(Entries with figure data)

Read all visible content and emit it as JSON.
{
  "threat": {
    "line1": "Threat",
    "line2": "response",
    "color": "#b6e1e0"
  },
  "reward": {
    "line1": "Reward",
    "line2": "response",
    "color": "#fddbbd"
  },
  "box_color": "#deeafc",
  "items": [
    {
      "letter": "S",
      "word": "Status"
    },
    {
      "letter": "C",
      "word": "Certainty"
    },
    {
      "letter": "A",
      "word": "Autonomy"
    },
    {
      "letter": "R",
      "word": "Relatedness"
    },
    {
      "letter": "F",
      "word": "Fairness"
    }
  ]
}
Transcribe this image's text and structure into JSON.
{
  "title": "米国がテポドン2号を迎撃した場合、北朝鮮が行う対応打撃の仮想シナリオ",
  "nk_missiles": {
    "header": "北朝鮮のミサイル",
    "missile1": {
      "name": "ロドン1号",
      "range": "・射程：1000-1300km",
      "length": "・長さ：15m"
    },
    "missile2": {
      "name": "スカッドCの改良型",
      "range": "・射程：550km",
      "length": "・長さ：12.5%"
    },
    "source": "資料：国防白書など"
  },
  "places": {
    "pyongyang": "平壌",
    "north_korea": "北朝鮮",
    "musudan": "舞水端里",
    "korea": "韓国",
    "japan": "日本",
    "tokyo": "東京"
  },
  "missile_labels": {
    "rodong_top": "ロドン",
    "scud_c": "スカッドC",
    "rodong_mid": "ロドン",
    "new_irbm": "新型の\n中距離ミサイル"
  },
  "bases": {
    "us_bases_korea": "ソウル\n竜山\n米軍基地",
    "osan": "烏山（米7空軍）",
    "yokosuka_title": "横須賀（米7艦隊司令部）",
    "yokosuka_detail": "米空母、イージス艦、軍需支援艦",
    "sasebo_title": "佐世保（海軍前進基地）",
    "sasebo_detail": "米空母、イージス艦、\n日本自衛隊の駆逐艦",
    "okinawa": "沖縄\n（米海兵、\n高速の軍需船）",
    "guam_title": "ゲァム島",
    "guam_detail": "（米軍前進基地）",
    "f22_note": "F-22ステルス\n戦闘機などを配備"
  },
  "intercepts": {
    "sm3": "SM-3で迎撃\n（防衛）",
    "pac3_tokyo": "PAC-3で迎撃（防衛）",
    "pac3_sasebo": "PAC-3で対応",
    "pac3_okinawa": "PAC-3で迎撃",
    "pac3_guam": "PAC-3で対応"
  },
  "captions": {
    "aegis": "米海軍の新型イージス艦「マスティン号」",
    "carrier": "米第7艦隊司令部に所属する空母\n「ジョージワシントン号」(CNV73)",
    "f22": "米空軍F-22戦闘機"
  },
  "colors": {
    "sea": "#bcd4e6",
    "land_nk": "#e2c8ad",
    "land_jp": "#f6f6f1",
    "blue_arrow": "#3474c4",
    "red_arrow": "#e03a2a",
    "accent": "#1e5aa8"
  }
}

> **JOB**: Repeat word for word every line from the one that holds "Transcribe this image's" to the end. Both ends count.

> **SOLVED EXERCISE**:
Transcribe this image's text and structure into JSON.
{
  "title": "米国がテポドン2号を迎撃した場合、北朝鮮が行う対応打撃の仮想シナリオ",
  "nk_missiles": {
    "header": "北朝鮮のミサイル",
    "missile1": {
      "name": "ロドン1号",
      "range": "・射程：1000-1300km",
      "length": "・長さ：15m"
    },
    "missile2": {
      "name": "スカッドCの改良型",
      "range": "・射程：550km",
      "length": "・長さ：12.5%"
    },
    "source": "資料：国防白書など"
  },
  "places": {
    "pyongyang": "平壌",
    "north_korea": "北朝鮮",
    "musudan": "舞水端里",
    "korea": "韓国",
    "japan": "日本",
    "tokyo": "東京"
  },
  "missile_labels": {
    "rodong_top": "ロドン",
    "scud_c": "スカッドC",
    "rodong_mid": "ロドン",
    "new_irbm": "新型の\n中距離ミサイル"
  },
  "bases": {
    "us_bases_korea": "ソウル\n竜山\n米軍基地",
    "osan": "烏山（米7空軍）",
    "yokosuka_title": "横須賀（米7艦隊司令部）",
    "yokosuka_detail": "米空母、イージス艦、軍需支援艦",
    "sasebo_title": "佐世保（海軍前進基地）",
    "sasebo_detail": "米空母、イージス艦、\n日本自衛隊の駆逐艦",
    "okinawa": "沖縄\n（米海兵、\n高速の軍需船）",
    "guam_title": "ゲァム島",
    "guam_detail": "（米軍前進基地）",
    "f22_note": "F-22ステルス\n戦闘機などを配備"
  },
  "intercepts": {
    "sm3": "SM-3で迎撃\n（防衛）",
    "pac3_tokyo": "PAC-3で迎撃（防衛）",
    "pac3_sasebo": "PAC-3で対応",
    "pac3_okinawa": "PAC-3で迎撃",
    "pac3_guam": "PAC-3で対応"
  },
  "captions": {
    "aegis": "米海軍の新型イージス艦「マスティン号」",
    "carrier": "米第7艦隊司令部に所属する空母\n「ジョージワシントン号」(CNV73)",
    "f22": "米空軍F-22戦闘機"
  },
  "colors": {
    "sea": "#bcd4e6",
    "land_nk": "#e2c8ad",
    "land_jp": "#f6f6f1",
    "blue_arrow": "#3474c4",
    "red_arrow": "#e03a2a",
    "accent": "#1e5aa8"
  }
}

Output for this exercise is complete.